**To do:**
Pull every line holding the string "Wind" from the records below.

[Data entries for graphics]
****

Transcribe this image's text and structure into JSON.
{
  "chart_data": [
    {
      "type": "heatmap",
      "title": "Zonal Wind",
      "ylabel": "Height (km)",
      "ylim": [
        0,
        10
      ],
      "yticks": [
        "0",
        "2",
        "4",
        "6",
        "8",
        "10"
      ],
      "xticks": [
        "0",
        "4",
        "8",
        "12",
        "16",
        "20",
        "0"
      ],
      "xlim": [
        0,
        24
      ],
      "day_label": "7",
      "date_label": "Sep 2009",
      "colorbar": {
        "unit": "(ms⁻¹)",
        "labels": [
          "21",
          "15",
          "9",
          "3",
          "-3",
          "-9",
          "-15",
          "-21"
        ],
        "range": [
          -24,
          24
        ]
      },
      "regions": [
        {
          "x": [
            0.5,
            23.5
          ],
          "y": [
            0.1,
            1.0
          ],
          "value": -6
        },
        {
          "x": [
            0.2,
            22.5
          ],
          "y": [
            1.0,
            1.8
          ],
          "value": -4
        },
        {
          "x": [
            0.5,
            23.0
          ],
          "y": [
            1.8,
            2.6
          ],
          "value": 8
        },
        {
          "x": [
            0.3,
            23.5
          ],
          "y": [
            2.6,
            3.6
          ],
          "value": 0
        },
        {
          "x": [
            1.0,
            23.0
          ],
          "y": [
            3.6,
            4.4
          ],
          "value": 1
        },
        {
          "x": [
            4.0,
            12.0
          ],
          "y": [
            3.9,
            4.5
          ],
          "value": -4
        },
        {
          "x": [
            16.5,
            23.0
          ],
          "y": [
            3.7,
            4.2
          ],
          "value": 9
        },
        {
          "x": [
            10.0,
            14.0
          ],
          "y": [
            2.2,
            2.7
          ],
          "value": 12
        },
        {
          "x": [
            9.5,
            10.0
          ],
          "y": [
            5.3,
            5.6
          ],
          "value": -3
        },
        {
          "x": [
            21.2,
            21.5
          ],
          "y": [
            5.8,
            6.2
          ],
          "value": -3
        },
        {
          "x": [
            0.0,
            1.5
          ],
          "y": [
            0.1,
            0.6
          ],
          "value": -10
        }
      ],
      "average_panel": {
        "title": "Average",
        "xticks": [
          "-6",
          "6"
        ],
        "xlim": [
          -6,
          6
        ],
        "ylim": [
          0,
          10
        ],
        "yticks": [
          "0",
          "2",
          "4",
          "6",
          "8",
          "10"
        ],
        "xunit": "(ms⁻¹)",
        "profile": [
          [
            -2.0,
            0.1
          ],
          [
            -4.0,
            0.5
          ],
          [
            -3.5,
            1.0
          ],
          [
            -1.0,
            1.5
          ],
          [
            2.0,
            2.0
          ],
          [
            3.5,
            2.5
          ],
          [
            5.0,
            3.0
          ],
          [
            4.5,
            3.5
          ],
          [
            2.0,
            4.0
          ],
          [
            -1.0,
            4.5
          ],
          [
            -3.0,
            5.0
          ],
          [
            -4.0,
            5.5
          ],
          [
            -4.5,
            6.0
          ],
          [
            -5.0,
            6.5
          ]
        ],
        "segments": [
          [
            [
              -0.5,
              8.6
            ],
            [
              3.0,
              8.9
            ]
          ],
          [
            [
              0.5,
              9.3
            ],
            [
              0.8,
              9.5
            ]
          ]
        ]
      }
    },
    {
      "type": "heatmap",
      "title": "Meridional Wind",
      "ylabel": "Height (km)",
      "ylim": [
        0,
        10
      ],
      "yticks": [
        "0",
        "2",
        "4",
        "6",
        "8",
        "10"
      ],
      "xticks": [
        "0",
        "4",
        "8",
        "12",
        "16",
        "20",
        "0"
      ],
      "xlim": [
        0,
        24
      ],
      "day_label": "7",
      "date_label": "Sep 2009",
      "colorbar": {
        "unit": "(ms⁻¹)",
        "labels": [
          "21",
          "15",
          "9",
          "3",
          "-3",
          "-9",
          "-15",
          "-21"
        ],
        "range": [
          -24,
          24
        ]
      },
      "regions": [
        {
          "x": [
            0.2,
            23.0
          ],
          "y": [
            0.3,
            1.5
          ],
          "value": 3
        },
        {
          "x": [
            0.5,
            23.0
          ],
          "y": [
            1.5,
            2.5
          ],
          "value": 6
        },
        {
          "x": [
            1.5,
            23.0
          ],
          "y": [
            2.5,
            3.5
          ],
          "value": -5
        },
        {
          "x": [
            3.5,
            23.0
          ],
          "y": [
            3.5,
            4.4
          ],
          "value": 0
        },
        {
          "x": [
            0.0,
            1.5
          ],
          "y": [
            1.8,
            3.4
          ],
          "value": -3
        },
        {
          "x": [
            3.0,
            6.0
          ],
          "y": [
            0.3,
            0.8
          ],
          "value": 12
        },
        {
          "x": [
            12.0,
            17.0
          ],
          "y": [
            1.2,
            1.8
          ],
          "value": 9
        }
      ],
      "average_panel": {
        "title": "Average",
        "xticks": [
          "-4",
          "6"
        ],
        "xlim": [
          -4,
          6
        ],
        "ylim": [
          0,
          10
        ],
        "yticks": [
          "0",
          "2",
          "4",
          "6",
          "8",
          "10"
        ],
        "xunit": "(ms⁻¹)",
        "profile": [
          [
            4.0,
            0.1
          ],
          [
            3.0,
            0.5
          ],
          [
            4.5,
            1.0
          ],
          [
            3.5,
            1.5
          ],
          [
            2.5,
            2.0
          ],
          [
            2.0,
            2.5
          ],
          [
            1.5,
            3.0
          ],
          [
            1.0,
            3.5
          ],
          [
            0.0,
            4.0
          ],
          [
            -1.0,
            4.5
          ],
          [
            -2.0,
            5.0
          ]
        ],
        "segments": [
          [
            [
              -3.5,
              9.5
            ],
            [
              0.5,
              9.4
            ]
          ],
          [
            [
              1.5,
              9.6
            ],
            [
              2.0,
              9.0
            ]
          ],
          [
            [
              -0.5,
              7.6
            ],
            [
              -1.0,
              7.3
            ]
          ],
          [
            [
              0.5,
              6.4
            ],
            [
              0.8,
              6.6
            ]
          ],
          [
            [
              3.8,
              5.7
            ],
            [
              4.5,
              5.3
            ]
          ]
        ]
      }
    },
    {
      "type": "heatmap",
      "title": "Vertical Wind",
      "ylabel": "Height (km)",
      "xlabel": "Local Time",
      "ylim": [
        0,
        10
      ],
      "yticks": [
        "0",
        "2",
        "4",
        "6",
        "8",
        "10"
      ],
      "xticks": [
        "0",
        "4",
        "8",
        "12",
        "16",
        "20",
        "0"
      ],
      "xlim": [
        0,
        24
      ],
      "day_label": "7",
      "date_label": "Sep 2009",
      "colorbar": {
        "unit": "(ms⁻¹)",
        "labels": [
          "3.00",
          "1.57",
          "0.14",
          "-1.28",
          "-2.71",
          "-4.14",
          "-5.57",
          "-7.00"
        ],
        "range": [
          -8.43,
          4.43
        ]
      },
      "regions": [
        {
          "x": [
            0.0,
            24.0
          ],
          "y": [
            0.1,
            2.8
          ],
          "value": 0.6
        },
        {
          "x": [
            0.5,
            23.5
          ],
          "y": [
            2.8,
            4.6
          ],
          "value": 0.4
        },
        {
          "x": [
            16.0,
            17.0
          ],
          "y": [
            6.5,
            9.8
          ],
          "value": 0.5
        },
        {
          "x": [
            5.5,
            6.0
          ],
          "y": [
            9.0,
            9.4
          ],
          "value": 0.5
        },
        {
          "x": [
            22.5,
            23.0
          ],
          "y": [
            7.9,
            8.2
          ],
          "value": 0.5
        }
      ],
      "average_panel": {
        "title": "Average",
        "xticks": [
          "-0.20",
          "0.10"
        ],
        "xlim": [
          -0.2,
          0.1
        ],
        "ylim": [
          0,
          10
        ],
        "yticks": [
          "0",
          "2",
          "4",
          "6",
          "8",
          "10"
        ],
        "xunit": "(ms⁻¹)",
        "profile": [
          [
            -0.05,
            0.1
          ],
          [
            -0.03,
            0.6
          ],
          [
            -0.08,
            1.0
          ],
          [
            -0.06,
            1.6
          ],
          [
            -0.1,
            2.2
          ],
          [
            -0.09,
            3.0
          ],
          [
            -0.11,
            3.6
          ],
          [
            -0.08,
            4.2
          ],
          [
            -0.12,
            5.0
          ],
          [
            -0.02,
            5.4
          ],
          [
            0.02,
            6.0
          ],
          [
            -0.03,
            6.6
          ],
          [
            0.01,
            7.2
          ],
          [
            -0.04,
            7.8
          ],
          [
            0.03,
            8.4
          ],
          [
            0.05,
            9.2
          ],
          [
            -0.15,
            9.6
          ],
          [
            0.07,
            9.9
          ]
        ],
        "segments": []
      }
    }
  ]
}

****

**Correct answer:**
      "title": "Zonal Wind",
      "title": "Meridional Wind",
      "title": "Vertical Wind",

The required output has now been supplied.